#### Short task:
The records that follow must be reproduced in full, exactly as written.

#### Data supplied:
## Start

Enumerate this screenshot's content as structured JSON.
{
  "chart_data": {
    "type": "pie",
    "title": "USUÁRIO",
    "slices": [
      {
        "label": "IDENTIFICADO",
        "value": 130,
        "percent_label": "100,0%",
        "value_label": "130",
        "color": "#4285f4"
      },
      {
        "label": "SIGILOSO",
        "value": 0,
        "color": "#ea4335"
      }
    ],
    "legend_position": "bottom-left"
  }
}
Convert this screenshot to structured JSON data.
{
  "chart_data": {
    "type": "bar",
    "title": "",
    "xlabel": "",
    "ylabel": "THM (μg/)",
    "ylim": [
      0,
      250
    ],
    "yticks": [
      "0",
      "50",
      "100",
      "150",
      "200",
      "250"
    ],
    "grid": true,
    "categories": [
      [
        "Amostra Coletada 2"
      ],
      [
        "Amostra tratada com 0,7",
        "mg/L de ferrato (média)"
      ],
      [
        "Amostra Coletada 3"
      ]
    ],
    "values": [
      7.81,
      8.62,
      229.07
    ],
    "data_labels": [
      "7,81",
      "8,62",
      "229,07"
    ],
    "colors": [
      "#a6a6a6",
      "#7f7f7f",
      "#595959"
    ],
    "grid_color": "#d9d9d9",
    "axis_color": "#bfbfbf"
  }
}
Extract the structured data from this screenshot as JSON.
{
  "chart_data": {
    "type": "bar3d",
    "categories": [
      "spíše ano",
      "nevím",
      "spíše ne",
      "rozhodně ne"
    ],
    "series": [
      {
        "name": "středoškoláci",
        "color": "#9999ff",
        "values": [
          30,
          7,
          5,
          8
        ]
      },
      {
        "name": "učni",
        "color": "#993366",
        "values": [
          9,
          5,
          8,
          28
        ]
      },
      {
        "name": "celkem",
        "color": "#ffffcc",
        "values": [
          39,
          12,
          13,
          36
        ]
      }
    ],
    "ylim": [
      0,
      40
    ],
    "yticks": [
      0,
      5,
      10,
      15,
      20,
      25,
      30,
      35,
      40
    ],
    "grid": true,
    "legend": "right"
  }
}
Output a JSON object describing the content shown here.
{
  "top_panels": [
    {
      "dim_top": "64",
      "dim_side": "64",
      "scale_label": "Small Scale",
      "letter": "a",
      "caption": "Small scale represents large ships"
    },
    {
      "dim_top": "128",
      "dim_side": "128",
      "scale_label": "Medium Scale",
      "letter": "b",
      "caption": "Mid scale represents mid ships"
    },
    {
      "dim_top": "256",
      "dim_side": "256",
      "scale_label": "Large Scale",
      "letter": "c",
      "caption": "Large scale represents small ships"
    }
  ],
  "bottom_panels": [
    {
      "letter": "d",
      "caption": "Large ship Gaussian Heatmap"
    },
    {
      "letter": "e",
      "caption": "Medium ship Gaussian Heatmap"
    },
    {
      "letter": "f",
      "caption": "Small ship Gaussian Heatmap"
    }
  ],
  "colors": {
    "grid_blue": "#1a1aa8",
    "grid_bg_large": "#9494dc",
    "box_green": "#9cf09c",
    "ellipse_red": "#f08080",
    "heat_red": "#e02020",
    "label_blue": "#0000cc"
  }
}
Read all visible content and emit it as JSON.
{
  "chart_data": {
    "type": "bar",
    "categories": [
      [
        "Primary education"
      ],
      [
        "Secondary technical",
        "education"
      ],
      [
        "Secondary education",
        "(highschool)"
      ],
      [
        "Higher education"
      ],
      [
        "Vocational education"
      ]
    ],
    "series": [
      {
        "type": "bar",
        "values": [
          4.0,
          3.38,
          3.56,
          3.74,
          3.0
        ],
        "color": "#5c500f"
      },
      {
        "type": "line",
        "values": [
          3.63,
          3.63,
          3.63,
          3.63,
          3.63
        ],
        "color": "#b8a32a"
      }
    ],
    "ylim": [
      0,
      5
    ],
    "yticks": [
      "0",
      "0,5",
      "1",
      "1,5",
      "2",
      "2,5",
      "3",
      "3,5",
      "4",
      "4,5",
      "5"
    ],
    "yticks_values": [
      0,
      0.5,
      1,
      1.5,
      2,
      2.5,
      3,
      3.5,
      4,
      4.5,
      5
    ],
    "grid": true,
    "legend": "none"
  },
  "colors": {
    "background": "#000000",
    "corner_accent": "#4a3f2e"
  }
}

## End

#### Answer for this exercise:
Enumerate this screenshot's content as structured JSON.
{
  "chart_data": {
    "type": "pie",
    "title": "USUÁRIO",
    "slices": [
      {
        "label": "IDENTIFICADO",
        "value": 130,
        "percent_label": "100,0%",
        "value_label": "130",
        "color": "#4285f4"
      },
      {
        "label": "SIGILOSO",
        "value": 0,
        "color": "#ea4335"
      }
    ],
    "legend_position": "bottom-left"
  }
}
Convert this screenshot to structured JSON data.
{
  "chart_data": {
    "type": "bar",
    "title": "",
    "xlabel": "",
    "ylabel": "THM (μg/)",
    "ylim": [
      0,
      250
    ],
    "yticks": [
      "0",
      "50",
      "100",
      "150",
      "200",
      "250"
    ],
    "grid": true,
    "categories": [
      [
        "Amostra Coletada 2"
      ],
      [
        "Amostra tratada com 0,7",
        "mg/L de ferrato (média)"
      ],
      [
        "Amostra Coletada 3"
      ]
    ],
    "values": [
      7.81,
      8.62,
      229.07
    ],
    "data_labels": [
      "7,81",
      "8,62",
      "229,07"
    ],
    "colors": [
      "#a6a6a6",
      "#7f7f7f",
      "#595959"
    ],
    "grid_color": "#d9d9d9",
    "axis_color": "#bfbfbf"
  }
}
Extract the structured data from this screenshot as JSON.
{
  "chart_data": {
    "type": "bar3d",
    "categories": [
      "spíše ano",
      "nevím",
      "spíše ne",
      "rozhodně ne"
    ],
    "series": [
      {
        "name": "středoškoláci",
        "color": "#9999ff",
        "values": [
          30,
          7,
          5,
          8
        ]
      },
      {
        "name": "učni",
        "color": "#993366",
        "values": [
          9,
          5,
          8,
          28
        ]
      },
      {
        "name": "celkem",
        "color": "#ffffcc",
        "values": [
          39,
          12,
          13,
          36
        ]
      }
    ],
    "ylim": [
      0,
      40
    ],
    "yticks": [
      0,
      5,
      10,
      15,
      20,
      25,
      30,
      35,
      40
    ],
    "grid": true,
    "legend": "right"
  }
}
Output a JSON object describing the content shown here.
{
  "top_panels": [
    {
      "dim_top": "64",
      "dim_side": "64",
      "scale_label": "Small Scale",
      "letter": "a",
      "caption": "Small scale represents large ships"
    },
    {
      "dim_top": "128",
      "dim_side": "128",
      "scale_label": "Medium Scale",
      "letter": "b",
      "caption": "Mid scale represents mid ships"
    },
    {
      "dim_top": "256",
      "dim_side": "256",
      "scale_label": "Large Scale",
      "letter": "c",
      "caption": "Large scale represents small ships"
    }
  ],
  "bottom_panels": [
    {
      "letter": "d",
      "caption": "Large ship Gaussian Heatmap"
    },
    {
      "letter": "e",
      "caption": "Medium ship Gaussian Heatmap"
    },
    {
      "letter": "f",
      "caption": "Small ship Gaussian Heatmap"
    }
  ],
  "colors": {
    "grid_blue": "#1a1aa8",
    "grid_bg_large": "#9494dc",
    "box_green": "#9cf09c",
    "ellipse_red": "#f08080",
    "heat_red": "#e02020",
    "label_blue": "#0000cc"
  }
}
Read all visible content and emit it as JSON.
{
  "chart_data": {
    "type": "bar",
    "categories": [
      [
        "Primary education"
      ],
      [
        "Secondary technical",
        "education"
      ],
      [
        "Secondary education",
        "(highschool)"
      ],
      [
        "Higher education"
      ],
      [
        "Vocational education"
      ]
    ],
    "series": [
      {
        "type": "bar",
        "values": [
          4.0,
          3.38,
          3.56,
          3.74,
          3.0
        ],
        "color": "#5c500f"
      },
      {
        "type": "line",
        "values": [
          3.63,
          3.63,
          3.63,
          3.63,
          3.63
        ],
        "color": "#b8a32a"
      }
    ],
    "ylim": [
      0,
      5
    ],
    "yticks": [
      "0",
      "0,5",
      "1",
      "1,5",
      "2",
      "2,5",
      "3",
      "3,5",
      "4",
      "4,5",
      "5"
    ],
    "yticks_values": [
      0,
      0.5,
      1,
      1.5,
      2,
      2.5,
      3,
      3.5,
      4,
      4.5,
      5
    ],
    "grid": true,
    "legend": "none"
  },
  "colors": {
    "background": "#000000",
    "corner_accent": "#4a3f2e"
  }
}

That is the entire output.